Copy the records that follow exactly as written, but not their pictures.

####

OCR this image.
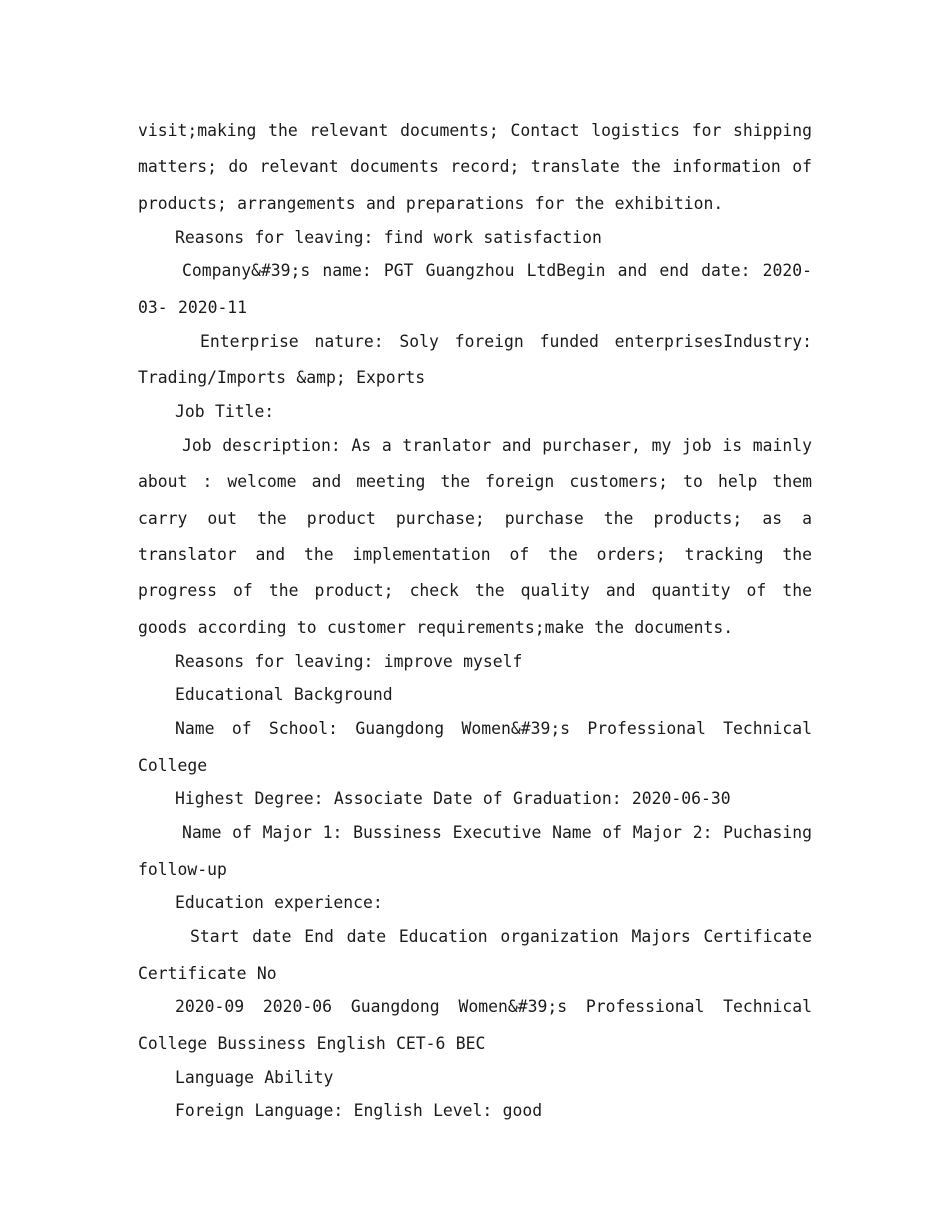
visit;making the relevant documents; Contact logistics for shipping matters; do relevant documents record; translate the information of products; arrangements and preparations for the exhibition.

Reasons for leaving: find work satisfaction

Company&#39;s name: PGT Guangzhou LtdBegin and end date: 2020-03- 2020-11

Enterprise nature: Soly foreign funded enterprisesIndustry: Trading/Imports &amp; Exports

Job Title:

Job description: As a tranlator and purchaser, my job is mainly about : welcome and meeting the foreign customers; to help them carry out the product purchase; purchase the products; as a translator and the implementation of the orders; tracking the progress of the product; check the quality and quantity of the goods according to customer requirements;make the documents.

Reasons for leaving: improve myself

Educational Background

Name of School: Guangdong Women&#39;s Professional Technical College

Highest Degree: Associate Date of Graduation: 2020-06-30

Name of Major 1: Bussiness Executive Name of Major 2: Puchasing follow-up

Education experience:

Start date End date Education organization Majors Certificate Certificate No

2020-09 2020-06 Guangdong Women&#39;s Professional Technical College Bussiness English CET-6 BEC

Language Ability

Foreign Language: English Level: good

####

◆ Response to the exercise:
OCR this image.
visit;making the relevant documents; Contact logistics for shipping matters; do relevant documents record; translate the information of products; arrangements and preparations for the exhibition.

Reasons for leaving: find work satisfaction

Company&#39;s name: PGT Guangzhou LtdBegin and end date: 2020-03- 2020-11

Enterprise nature: Soly foreign funded enterprisesIndustry: Trading/Imports &amp; Exports

Job Title:

Job description: As a tranlator and purchaser, my job is mainly about : welcome and meeting the foreign customers; to help them carry out the product purchase; purchase the products; as a translator and the implementation of the orders; tracking the progress of the product; check the quality and quantity of the goods according to customer requirements;make the documents.

Reasons for leaving: improve myself

Educational Background

Name of School: Guangdong Women&#39;s Professional Technical College

Highest Degree: Associate Date of Graduation: 2020-06-30

Name of Major 1: Bussiness Executive Name of Major 2: Puchasing follow-up

Education experience:

Start date End date Education organization Majors Certificate Certificate No

2020-09 2020-06 Guangdong Women&#39;s Professional Technical College Bussiness English CET-6 BEC

Language Ability

Foreign Language: English Level: good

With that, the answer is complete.